Without including any pictures, copy each entry below exactly.

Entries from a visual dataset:
╔══

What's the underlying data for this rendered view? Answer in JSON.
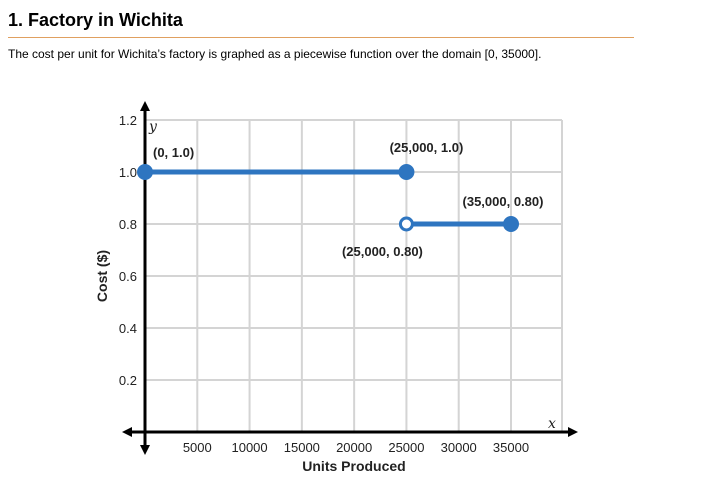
{
  "problem": {
    "title": "1. Factory in Wichita",
    "description": "The cost per unit for Wichita’s factory is graphed as a piecewise function over the domain [0, 35000]."
  },
  "chart_data": {
    "type": "line",
    "xlabel": "Units Produced",
    "ylabel": "Cost ($)",
    "x_var": "x",
    "y_var": "y",
    "xlim": [
      0,
      35000
    ],
    "ylim": [
      0,
      1.2
    ],
    "x_ticks": [
      5000,
      10000,
      15000,
      20000,
      25000,
      30000,
      35000
    ],
    "y_ticks": [
      0.2,
      0.4,
      0.6,
      0.8,
      1.0,
      1.2
    ],
    "y_tick_labels": [
      "0.2",
      "0.4",
      "0.6",
      "0.8",
      "1.0",
      "1.2"
    ],
    "grid": true,
    "line_color": "#2e75c0",
    "series": [
      {
        "points": [
          {
            "x": 0,
            "y": 1.0,
            "label": "(0, 1.0)",
            "marker": "closed"
          },
          {
            "x": 25000,
            "y": 1.0,
            "label": "(25,000, 1.0)",
            "marker": "closed"
          }
        ]
      },
      {
        "points": [
          {
            "x": 25000,
            "y": 0.8,
            "label": "(25,000, 0.80)",
            "marker": "open"
          },
          {
            "x": 35000,
            "y": 0.8,
            "label": "(35,000, 0.80)",
            "marker": "closed"
          }
        ]
      }
    ]
  }
}
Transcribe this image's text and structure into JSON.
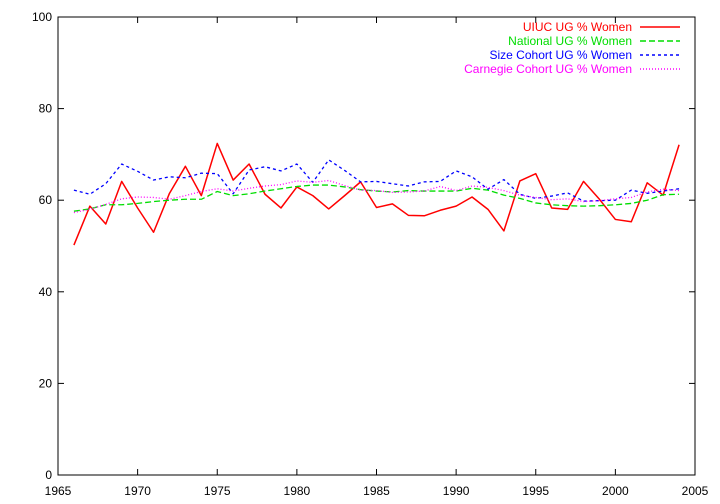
{
  "chart_data": {
    "type": "line",
    "title": "",
    "xlabel": "",
    "ylabel": "",
    "xlim": [
      1965,
      2005
    ],
    "ylim": [
      0,
      100
    ],
    "xticks": [
      1965,
      1970,
      1975,
      1980,
      1985,
      1990,
      1995,
      2000,
      2005
    ],
    "yticks": [
      0,
      20,
      40,
      60,
      80,
      100
    ],
    "grid": false,
    "legend_position": "top-right",
    "x": [
      1966,
      1967,
      1968,
      1969,
      1970,
      1971,
      1972,
      1973,
      1974,
      1975,
      1976,
      1977,
      1978,
      1979,
      1980,
      1981,
      1982,
      1983,
      1984,
      1985,
      1986,
      1987,
      1988,
      1989,
      1990,
      1991,
      1992,
      1993,
      1994,
      1995,
      1996,
      1997,
      1998,
      1999,
      2000,
      2001,
      2002,
      2003,
      2004
    ],
    "series": [
      {
        "name": "UIUC UG % Women",
        "color": "#ff0000",
        "dash": "",
        "values": [
          50.2,
          58.7,
          54.8,
          64.1,
          58.3,
          53.0,
          61.5,
          67.4,
          61.0,
          72.4,
          64.4,
          67.9,
          61.3,
          58.3,
          62.9,
          61.0,
          58.1,
          61.0,
          64.0,
          58.4,
          59.2,
          56.7,
          56.6,
          57.8,
          58.7,
          60.7,
          58.0,
          53.3,
          64.2,
          65.8,
          58.3,
          58.0,
          64.1,
          60.2,
          55.8,
          55.3,
          63.8,
          61.1,
          72.1
        ]
      },
      {
        "name": "National UG % Women",
        "color": "#00dd00",
        "dash": "6,3",
        "values": [
          57.6,
          58.1,
          59.0,
          59.0,
          59.3,
          59.7,
          60.0,
          60.2,
          60.2,
          61.9,
          61.0,
          61.4,
          62.0,
          62.5,
          63.0,
          63.3,
          63.3,
          62.9,
          62.3,
          62.0,
          61.8,
          62.1,
          62.0,
          62.0,
          62.0,
          62.6,
          62.2,
          61.1,
          60.4,
          59.4,
          59.0,
          58.8,
          58.7,
          58.8,
          59.0,
          59.3,
          60.0,
          61.2,
          61.3
        ]
      },
      {
        "name": "Size Cohort UG % Women",
        "color": "#0000ff",
        "dash": "3,3",
        "values": [
          62.2,
          61.3,
          63.6,
          67.9,
          66.3,
          64.4,
          65.1,
          64.9,
          65.9,
          65.8,
          61.4,
          66.6,
          67.3,
          66.4,
          67.9,
          63.9,
          68.8,
          66.5,
          64.0,
          64.1,
          63.6,
          63.1,
          64.0,
          64.1,
          66.4,
          65.1,
          62.4,
          64.5,
          61.3,
          60.4,
          60.9,
          61.6,
          59.8,
          59.9,
          60.0,
          62.2,
          61.5,
          62.0,
          62.5
        ]
      },
      {
        "name": "Carnegie Cohort UG % Women",
        "color": "#ff00ff",
        "dash": "1,2",
        "values": [
          57.3,
          58.0,
          59.1,
          60.3,
          60.7,
          60.6,
          60.2,
          61.0,
          61.9,
          62.5,
          62.0,
          62.6,
          63.1,
          63.4,
          64.2,
          63.9,
          64.3,
          63.2,
          62.2,
          62.1,
          61.7,
          61.8,
          62.0,
          63.0,
          62.1,
          63.1,
          62.8,
          62.1,
          61.1,
          60.6,
          60.1,
          60.3,
          59.7,
          59.9,
          60.3,
          60.6,
          61.8,
          62.4,
          62.1
        ]
      }
    ]
  }
}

╚══

_Written reply:_
What's the underlying data for this rendered view? Answer in JSON.
{
  "problem": {
    "title": "1. Factory in Wichita",
    "description": "The cost per unit for Wichita’s factory is graphed as a piecewise function over the domain [0, 35000]."
  },
  "chart_data": {
    "type": "line",
    "xlabel": "Units Produced",
    "ylabel": "Cost ($)",
    "x_var": "x",
    "y_var": "y",
    "xlim": [
      0,
      35000
    ],
    "ylim": [
      0,
      1.2
    ],
    "x_ticks": [
      5000,
      10000,
      15000,
      20000,
      25000,
      30000,
      35000
    ],
    "y_ticks": [
      0.2,
      0.4,
      0.6,
      0.8,
      1.0,
      1.2
    ],
    "y_tick_labels": [
      "0.2",
      "0.4",
      "0.6",
      "0.8",
      "1.0",
      "1.2"
    ],
    "grid": true,
    "line_color": "#2e75c0",
    "series": [
      {
        "points": [
          {
            "x": 0,
            "y": 1.0,
            "label": "(0, 1.0)",
            "marker": "closed"
          },
          {
            "x": 25000,
            "y": 1.0,
            "label": "(25,000, 1.0)",
            "marker": "closed"
          }
        ]
      },
      {
        "points": [
          {
            "x": 25000,
            "y": 0.8,
            "label": "(25,000, 0.80)",
            "marker": "open"
          },
          {
            "x": 35000,
            "y": 0.8,
            "label": "(35,000, 0.80)",
            "marker": "closed"
          }
        ]
      }
    ]
  }
}
Transcribe this image's text and structure into JSON.
{
  "chart_data": {
    "type": "line",
    "title": "",
    "xlabel": "",
    "ylabel": "",
    "xlim": [
      1965,
      2005
    ],
    "ylim": [
      0,
      100
    ],
    "xticks": [
      1965,
      1970,
      1975,
      1980,
      1985,
      1990,
      1995,
      2000,
      2005
    ],
    "yticks": [
      0,
      20,
      40,
      60,
      80,
      100
    ],
    "grid": false,
    "legend_position": "top-right",
    "x": [
      1966,
      1967,
      1968,
      1969,
      1970,
      1971,
      1972,
      1973,
      1974,
      1975,
      1976,
      1977,
      1978,
      1979,
      1980,
      1981,
      1982,
      1983,
      1984,
      1985,
      1986,
      1987,
      1988,
      1989,
      1990,
      1991,
      1992,
      1993,
      1994,
      1995,
      1996,
      1997,
      1998,
      1999,
      2000,
      2001,
      2002,
      2003,
      2004
    ],
    "series": [
      {
        "name": "UIUC UG % Women",
        "color": "#ff0000",
        "dash": "",
        "values": [
          50.2,
          58.7,
          54.8,
          64.1,
          58.3,
          53.0,
          61.5,
          67.4,
          61.0,
          72.4,
          64.4,
          67.9,
          61.3,
          58.3,
          62.9,
          61.0,
          58.1,
          61.0,
          64.0,
          58.4,
          59.2,
          56.7,
          56.6,
          57.8,
          58.7,
          60.7,
          58.0,
          53.3,
          64.2,
          65.8,
          58.3,
          58.0,
          64.1,
          60.2,
          55.8,
          55.3,
          63.8,
          61.1,
          72.1
        ]
      },
      {
        "name": "National UG % Women",
        "color": "#00dd00",
        "dash": "6,3",
        "values": [
          57.6,
          58.1,
          59.0,
          59.0,
          59.3,
          59.7,
          60.0,
          60.2,
          60.2,
          61.9,
          61.0,
          61.4,
          62.0,
          62.5,
          63.0,
          63.3,
          63.3,
          62.9,
          62.3,
          62.0,
          61.8,
          62.1,
          62.0,
          62.0,
          62.0,
          62.6,
          62.2,
          61.1,
          60.4,
          59.4,
          59.0,
          58.8,
          58.7,
          58.8,
          59.0,
          59.3,
          60.0,
          61.2,
          61.3
        ]
      },
      {
        "name": "Size Cohort UG % Women",
        "color": "#0000ff",
        "dash": "3,3",
        "values": [
          62.2,
          61.3,
          63.6,
          67.9,
          66.3,
          64.4,
          65.1,
          64.9,
          65.9,
          65.8,
          61.4,
          66.6,
          67.3,
          66.4,
          67.9,
          63.9,
          68.8,
          66.5,
          64.0,
          64.1,
          63.6,
          63.1,
          64.0,
          64.1,
          66.4,
          65.1,
          62.4,
          64.5,
          61.3,
          60.4,
          60.9,
          61.6,
          59.8,
          59.9,
          60.0,
          62.2,
          61.5,
          62.0,
          62.5
        ]
      },
      {
        "name": "Carnegie Cohort UG % Women",
        "color": "#ff00ff",
        "dash": "1,2",
        "values": [
          57.3,
          58.0,
          59.1,
          60.3,
          60.7,
          60.6,
          60.2,
          61.0,
          61.9,
          62.5,
          62.0,
          62.6,
          63.1,
          63.4,
          64.2,
          63.9,
          64.3,
          63.2,
          62.2,
          62.1,
          61.7,
          61.8,
          62.0,
          63.0,
          62.1,
          63.1,
          62.8,
          62.1,
          61.1,
          60.6,
          60.1,
          60.3,
          59.7,
          59.9,
          60.3,
          60.6,
          61.8,
          62.4,
          62.1
        ]
      }
    ]
  }
}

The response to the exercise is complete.